__Directive__. Reproduce the listing exactly, with no pictures in your copy.

__Entries shown__.
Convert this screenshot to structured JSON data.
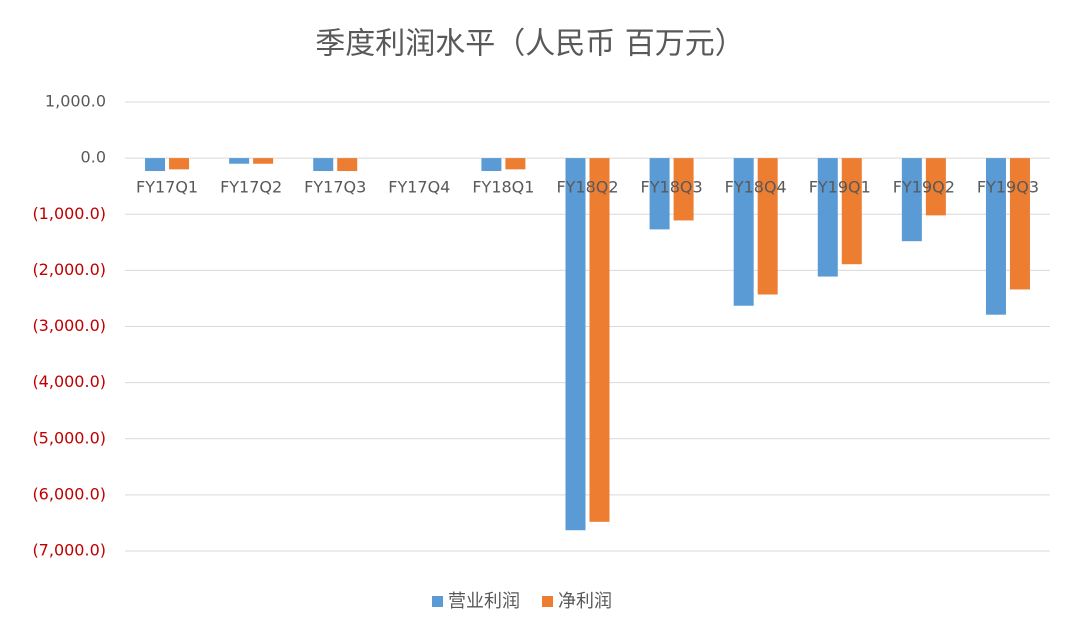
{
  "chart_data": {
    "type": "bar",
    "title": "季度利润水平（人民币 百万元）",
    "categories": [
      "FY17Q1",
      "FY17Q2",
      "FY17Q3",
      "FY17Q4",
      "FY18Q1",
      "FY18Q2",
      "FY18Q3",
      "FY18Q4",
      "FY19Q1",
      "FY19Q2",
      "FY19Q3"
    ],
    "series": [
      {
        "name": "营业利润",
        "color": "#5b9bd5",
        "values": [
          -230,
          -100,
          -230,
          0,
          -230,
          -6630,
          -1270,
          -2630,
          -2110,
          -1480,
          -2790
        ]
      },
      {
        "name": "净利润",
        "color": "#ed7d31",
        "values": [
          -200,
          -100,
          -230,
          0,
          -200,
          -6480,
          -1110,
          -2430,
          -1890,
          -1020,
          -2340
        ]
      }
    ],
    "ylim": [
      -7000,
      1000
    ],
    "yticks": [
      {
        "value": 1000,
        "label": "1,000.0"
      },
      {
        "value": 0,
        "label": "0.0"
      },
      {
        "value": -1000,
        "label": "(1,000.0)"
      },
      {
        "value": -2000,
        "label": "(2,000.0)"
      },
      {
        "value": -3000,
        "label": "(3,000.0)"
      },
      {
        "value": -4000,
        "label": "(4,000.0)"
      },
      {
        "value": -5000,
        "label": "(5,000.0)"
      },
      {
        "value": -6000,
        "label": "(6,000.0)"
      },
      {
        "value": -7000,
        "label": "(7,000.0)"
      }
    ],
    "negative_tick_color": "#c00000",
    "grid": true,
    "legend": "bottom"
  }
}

__Reply to the exercise__.
Convert this screenshot to structured JSON data.
{
  "chart_data": {
    "type": "bar",
    "title": "季度利润水平（人民币 百万元）",
    "categories": [
      "FY17Q1",
      "FY17Q2",
      "FY17Q3",
      "FY17Q4",
      "FY18Q1",
      "FY18Q2",
      "FY18Q3",
      "FY18Q4",
      "FY19Q1",
      "FY19Q2",
      "FY19Q3"
    ],
    "series": [
      {
        "name": "营业利润",
        "color": "#5b9bd5",
        "values": [
          -230,
          -100,
          -230,
          0,
          -230,
          -6630,
          -1270,
          -2630,
          -2110,
          -1480,
          -2790
        ]
      },
      {
        "name": "净利润",
        "color": "#ed7d31",
        "values": [
          -200,
          -100,
          -230,
          0,
          -200,
          -6480,
          -1110,
          -2430,
          -1890,
          -1020,
          -2340
        ]
      }
    ],
    "ylim": [
      -7000,
      1000
    ],
    "yticks": [
      {
        "value": 1000,
        "label": "1,000.0"
      },
      {
        "value": 0,
        "label": "0.0"
      },
      {
        "value": -1000,
        "label": "(1,000.0)"
      },
      {
        "value": -2000,
        "label": "(2,000.0)"
      },
      {
        "value": -3000,
        "label": "(3,000.0)"
      },
      {
        "value": -4000,
        "label": "(4,000.0)"
      },
      {
        "value": -5000,
        "label": "(5,000.0)"
      },
      {
        "value": -6000,
        "label": "(6,000.0)"
      },
      {
        "value": -7000,
        "label": "(7,000.0)"
      }
    ],
    "negative_tick_color": "#c00000",
    "grid": true,
    "legend": "bottom"
  }
}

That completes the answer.